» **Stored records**
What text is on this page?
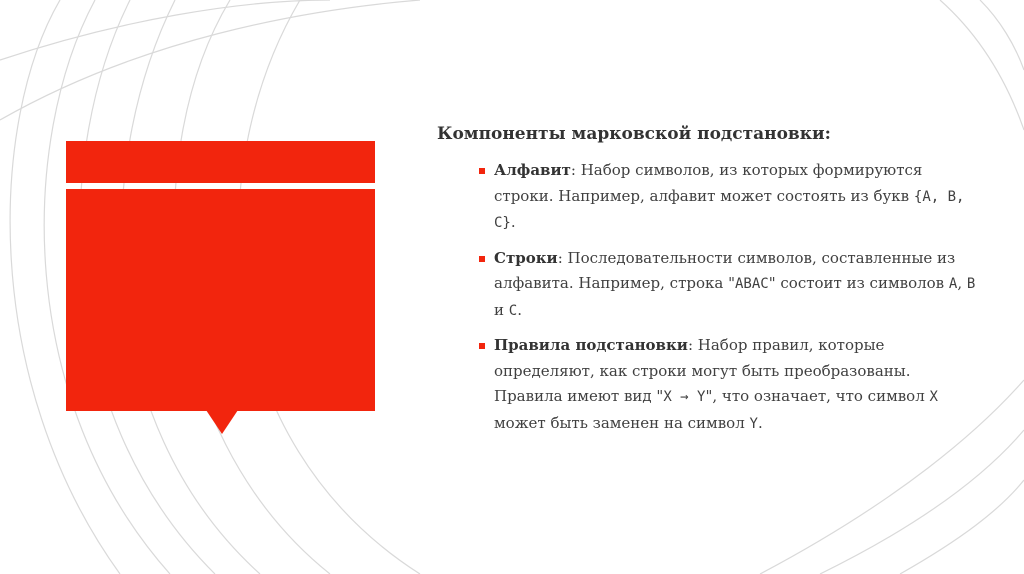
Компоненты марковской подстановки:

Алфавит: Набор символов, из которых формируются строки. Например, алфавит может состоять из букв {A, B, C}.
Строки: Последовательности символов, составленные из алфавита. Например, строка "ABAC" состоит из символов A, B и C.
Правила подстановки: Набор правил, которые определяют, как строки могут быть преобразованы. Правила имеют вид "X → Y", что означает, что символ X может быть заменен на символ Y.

--

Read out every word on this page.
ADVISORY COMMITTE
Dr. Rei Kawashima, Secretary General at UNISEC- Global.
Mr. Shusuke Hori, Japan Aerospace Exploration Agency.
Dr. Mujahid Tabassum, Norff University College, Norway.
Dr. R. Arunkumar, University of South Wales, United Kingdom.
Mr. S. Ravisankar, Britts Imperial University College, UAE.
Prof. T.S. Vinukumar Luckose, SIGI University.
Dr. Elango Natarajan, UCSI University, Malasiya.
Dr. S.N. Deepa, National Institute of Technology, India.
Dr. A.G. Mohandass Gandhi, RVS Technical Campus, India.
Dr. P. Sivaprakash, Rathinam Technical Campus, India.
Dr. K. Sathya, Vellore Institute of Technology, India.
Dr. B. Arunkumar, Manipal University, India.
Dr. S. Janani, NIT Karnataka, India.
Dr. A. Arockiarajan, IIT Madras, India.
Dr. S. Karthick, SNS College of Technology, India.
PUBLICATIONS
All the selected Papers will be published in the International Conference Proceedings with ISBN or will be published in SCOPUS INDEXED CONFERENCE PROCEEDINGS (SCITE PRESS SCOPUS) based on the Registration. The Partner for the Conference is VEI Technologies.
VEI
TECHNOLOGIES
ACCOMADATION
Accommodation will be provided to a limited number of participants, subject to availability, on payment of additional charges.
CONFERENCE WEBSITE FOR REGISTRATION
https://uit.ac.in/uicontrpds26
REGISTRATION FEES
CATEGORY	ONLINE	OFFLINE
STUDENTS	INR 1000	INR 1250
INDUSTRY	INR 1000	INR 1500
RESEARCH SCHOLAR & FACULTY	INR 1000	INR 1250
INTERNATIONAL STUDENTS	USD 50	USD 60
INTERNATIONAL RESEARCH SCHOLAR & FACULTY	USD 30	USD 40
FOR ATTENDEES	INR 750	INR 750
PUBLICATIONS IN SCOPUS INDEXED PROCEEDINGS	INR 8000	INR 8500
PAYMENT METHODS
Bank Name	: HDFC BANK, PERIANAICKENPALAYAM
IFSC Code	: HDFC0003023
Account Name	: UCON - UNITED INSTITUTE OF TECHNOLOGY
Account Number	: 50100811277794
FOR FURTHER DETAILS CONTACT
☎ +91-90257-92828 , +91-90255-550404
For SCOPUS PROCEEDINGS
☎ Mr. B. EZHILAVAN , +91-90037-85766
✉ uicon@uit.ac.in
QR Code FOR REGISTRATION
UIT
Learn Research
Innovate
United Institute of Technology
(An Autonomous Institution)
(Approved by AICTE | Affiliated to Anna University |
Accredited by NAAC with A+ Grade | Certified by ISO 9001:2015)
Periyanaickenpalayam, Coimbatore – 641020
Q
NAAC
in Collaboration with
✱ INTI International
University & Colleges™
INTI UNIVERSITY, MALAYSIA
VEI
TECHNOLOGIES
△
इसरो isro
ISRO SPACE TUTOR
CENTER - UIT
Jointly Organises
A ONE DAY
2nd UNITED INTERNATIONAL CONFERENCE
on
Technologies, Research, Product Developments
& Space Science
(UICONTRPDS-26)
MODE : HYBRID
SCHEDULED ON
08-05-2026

==

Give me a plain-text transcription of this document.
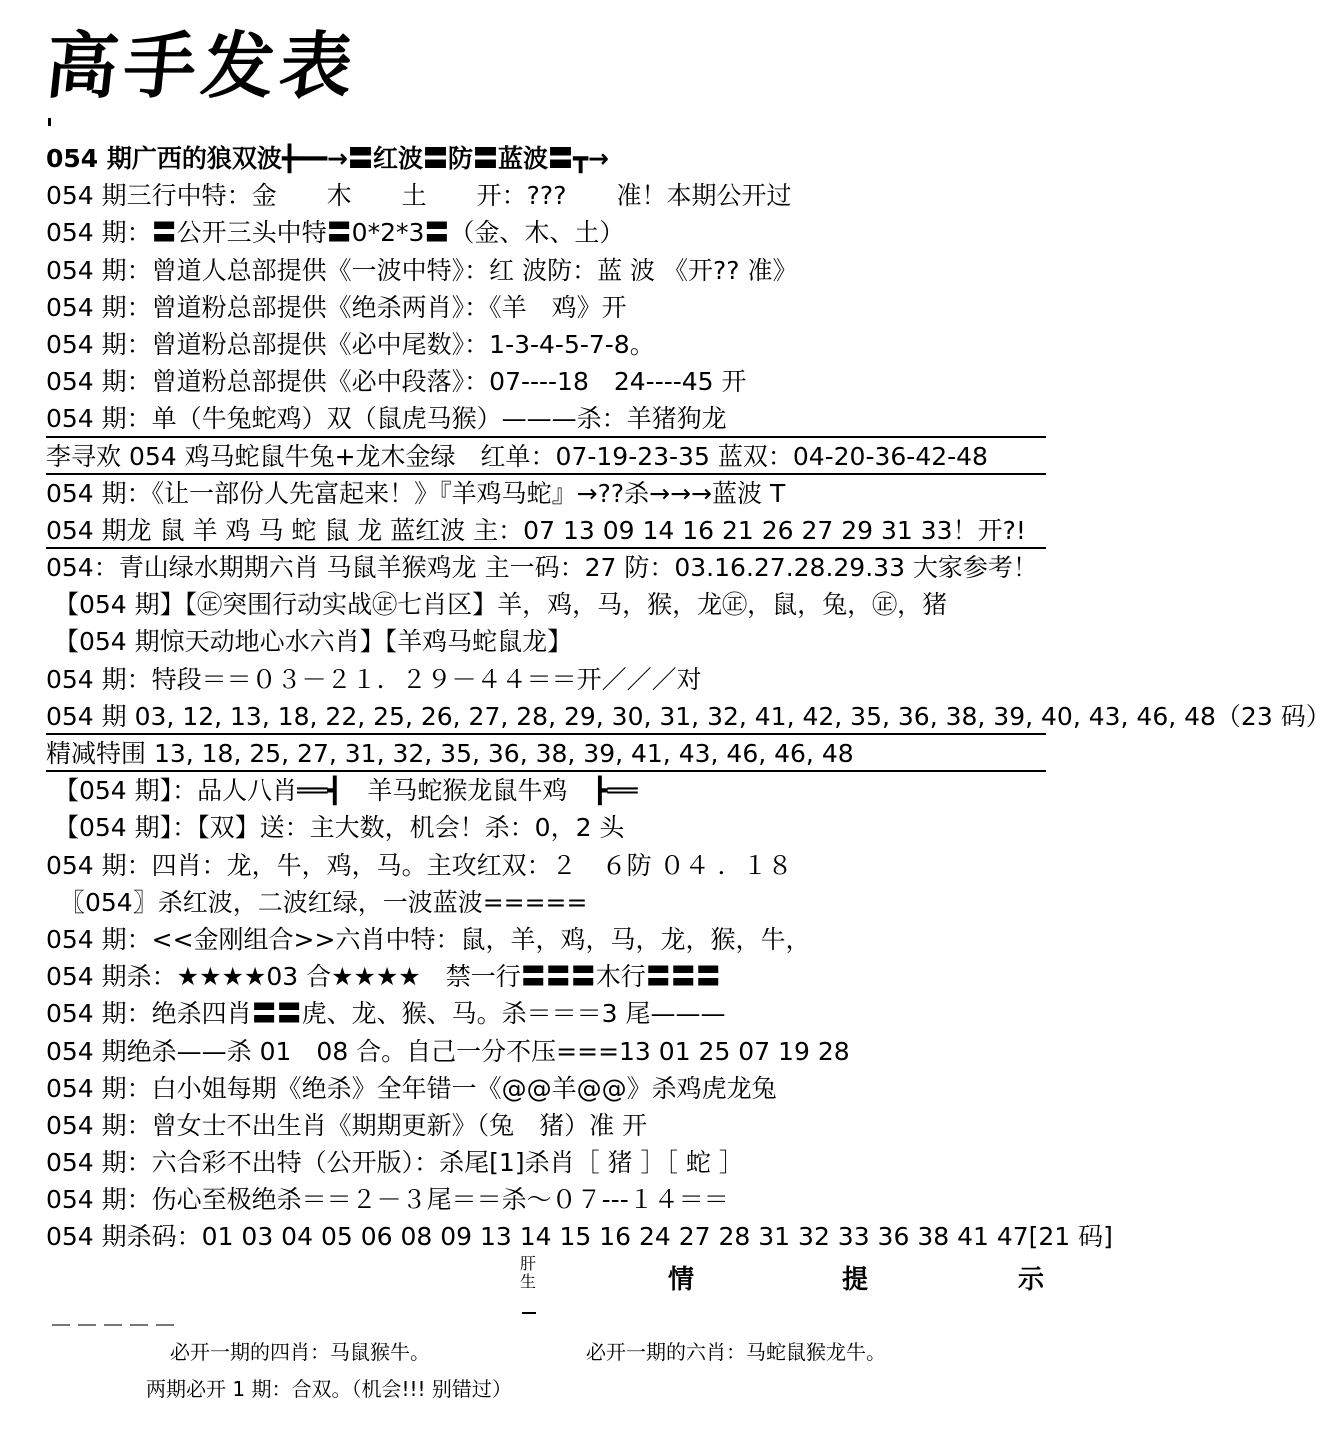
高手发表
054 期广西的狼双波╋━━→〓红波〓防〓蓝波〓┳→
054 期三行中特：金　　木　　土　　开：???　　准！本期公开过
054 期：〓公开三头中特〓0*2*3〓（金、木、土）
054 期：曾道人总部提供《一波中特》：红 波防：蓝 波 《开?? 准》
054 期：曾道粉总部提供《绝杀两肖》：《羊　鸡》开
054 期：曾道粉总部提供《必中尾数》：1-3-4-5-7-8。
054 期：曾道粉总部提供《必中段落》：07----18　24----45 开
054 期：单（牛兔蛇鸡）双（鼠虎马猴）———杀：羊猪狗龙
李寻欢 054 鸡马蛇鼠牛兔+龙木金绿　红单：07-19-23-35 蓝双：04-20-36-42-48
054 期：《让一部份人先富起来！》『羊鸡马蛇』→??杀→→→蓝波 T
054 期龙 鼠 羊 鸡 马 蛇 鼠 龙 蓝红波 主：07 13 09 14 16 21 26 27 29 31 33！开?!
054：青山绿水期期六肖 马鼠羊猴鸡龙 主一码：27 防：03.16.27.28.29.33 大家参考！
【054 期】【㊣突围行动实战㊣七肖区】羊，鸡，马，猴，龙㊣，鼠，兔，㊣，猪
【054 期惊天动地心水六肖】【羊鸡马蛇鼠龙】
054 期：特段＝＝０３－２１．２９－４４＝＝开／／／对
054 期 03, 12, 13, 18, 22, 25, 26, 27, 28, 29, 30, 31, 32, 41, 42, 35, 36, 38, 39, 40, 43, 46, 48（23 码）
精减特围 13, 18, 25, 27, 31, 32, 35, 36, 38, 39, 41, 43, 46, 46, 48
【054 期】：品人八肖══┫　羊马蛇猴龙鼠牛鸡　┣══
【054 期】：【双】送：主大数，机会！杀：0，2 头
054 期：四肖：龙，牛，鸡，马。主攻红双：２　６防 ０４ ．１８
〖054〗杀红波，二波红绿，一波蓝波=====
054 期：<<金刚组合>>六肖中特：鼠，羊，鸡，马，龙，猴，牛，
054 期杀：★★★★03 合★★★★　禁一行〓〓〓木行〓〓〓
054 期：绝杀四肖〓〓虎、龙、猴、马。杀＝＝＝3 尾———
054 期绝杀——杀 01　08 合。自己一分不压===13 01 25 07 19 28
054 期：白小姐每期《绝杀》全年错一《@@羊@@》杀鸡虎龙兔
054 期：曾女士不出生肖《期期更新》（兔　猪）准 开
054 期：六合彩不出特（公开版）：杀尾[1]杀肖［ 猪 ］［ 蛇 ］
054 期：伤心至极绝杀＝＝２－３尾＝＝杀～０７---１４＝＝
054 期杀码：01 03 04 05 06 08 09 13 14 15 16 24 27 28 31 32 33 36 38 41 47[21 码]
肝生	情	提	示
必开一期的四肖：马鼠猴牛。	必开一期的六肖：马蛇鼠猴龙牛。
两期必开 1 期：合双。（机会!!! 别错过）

» **Direction**
Go through the listing above and return every line where the word "this" occurs.

» **Problem solution**
What text is on this page?
Read out every word on this page.
Give me a plain-text transcription of this document.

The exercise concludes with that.